= Task instructions =
Of the lines in the data below, count the ones holding the string "support", and answer with that number only.

--- BEGIN Provided data ---

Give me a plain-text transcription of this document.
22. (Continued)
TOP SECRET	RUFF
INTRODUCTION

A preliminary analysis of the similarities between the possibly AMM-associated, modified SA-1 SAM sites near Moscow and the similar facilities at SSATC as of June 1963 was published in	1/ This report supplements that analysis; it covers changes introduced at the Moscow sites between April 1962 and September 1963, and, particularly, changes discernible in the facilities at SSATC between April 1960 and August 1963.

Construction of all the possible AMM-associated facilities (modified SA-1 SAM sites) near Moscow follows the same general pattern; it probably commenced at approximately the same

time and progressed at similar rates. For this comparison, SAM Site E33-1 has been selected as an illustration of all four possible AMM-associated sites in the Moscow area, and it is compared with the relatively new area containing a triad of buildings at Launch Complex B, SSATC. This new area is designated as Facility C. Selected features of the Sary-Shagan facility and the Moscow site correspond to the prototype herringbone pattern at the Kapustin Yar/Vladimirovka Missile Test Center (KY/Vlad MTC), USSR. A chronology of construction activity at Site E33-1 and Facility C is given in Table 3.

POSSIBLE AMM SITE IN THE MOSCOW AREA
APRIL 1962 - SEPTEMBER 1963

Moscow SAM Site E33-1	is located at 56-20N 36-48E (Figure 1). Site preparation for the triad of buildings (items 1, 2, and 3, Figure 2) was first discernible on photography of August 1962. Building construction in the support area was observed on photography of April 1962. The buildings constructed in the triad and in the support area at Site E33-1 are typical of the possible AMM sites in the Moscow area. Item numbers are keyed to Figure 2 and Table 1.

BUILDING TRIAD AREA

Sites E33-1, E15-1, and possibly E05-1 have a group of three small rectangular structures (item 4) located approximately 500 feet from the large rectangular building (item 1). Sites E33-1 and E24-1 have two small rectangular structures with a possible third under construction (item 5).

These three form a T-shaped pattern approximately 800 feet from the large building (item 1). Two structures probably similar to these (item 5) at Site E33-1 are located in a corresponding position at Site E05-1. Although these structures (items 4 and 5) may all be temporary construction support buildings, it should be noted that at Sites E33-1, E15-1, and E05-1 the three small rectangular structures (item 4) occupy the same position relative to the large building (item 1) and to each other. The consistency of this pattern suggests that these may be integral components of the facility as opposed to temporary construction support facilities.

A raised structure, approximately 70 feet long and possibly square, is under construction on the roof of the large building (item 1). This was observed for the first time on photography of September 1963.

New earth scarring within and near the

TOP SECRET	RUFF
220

--- END Provided data ---
--- BEGIN Provided data ---

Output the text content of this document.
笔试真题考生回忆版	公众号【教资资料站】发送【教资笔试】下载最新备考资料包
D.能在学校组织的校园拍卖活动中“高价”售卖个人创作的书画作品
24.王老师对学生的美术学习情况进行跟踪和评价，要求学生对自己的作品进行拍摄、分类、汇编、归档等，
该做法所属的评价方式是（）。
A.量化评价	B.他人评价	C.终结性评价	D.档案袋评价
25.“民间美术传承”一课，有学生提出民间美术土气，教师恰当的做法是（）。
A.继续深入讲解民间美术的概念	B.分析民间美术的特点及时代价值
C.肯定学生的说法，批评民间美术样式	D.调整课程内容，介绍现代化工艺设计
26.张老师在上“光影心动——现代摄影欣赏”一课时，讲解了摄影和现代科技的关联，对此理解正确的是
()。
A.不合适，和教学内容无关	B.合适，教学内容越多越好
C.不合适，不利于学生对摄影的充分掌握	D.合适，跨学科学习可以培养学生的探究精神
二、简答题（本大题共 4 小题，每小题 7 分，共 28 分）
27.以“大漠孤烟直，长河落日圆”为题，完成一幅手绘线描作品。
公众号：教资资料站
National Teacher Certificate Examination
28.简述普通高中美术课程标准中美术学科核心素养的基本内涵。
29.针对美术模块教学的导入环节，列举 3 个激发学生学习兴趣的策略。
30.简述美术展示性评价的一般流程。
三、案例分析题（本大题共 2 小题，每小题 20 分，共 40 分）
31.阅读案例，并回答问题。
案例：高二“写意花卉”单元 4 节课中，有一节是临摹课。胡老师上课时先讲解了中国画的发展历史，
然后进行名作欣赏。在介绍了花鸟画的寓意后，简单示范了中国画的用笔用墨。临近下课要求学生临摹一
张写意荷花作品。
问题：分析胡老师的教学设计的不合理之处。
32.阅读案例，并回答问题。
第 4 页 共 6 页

--- END Provided data ---
--- BEGIN Provided data ---

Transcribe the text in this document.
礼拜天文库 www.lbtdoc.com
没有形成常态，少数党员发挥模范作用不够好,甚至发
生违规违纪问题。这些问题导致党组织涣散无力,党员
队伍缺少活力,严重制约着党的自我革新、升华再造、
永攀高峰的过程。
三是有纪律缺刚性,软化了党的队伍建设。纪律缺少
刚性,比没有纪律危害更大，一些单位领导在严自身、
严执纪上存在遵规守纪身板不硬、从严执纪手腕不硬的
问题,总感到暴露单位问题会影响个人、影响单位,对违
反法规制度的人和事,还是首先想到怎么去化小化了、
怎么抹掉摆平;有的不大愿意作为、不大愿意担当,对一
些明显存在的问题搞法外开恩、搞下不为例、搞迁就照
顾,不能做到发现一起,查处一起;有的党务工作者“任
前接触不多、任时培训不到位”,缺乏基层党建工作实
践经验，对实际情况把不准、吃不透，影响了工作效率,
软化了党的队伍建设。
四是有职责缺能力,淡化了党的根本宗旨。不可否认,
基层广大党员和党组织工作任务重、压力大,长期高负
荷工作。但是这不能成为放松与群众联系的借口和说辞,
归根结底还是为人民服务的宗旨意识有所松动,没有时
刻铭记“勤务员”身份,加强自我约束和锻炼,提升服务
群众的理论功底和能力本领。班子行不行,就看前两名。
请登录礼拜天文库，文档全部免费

--- END Provided data ---

= Task output =
2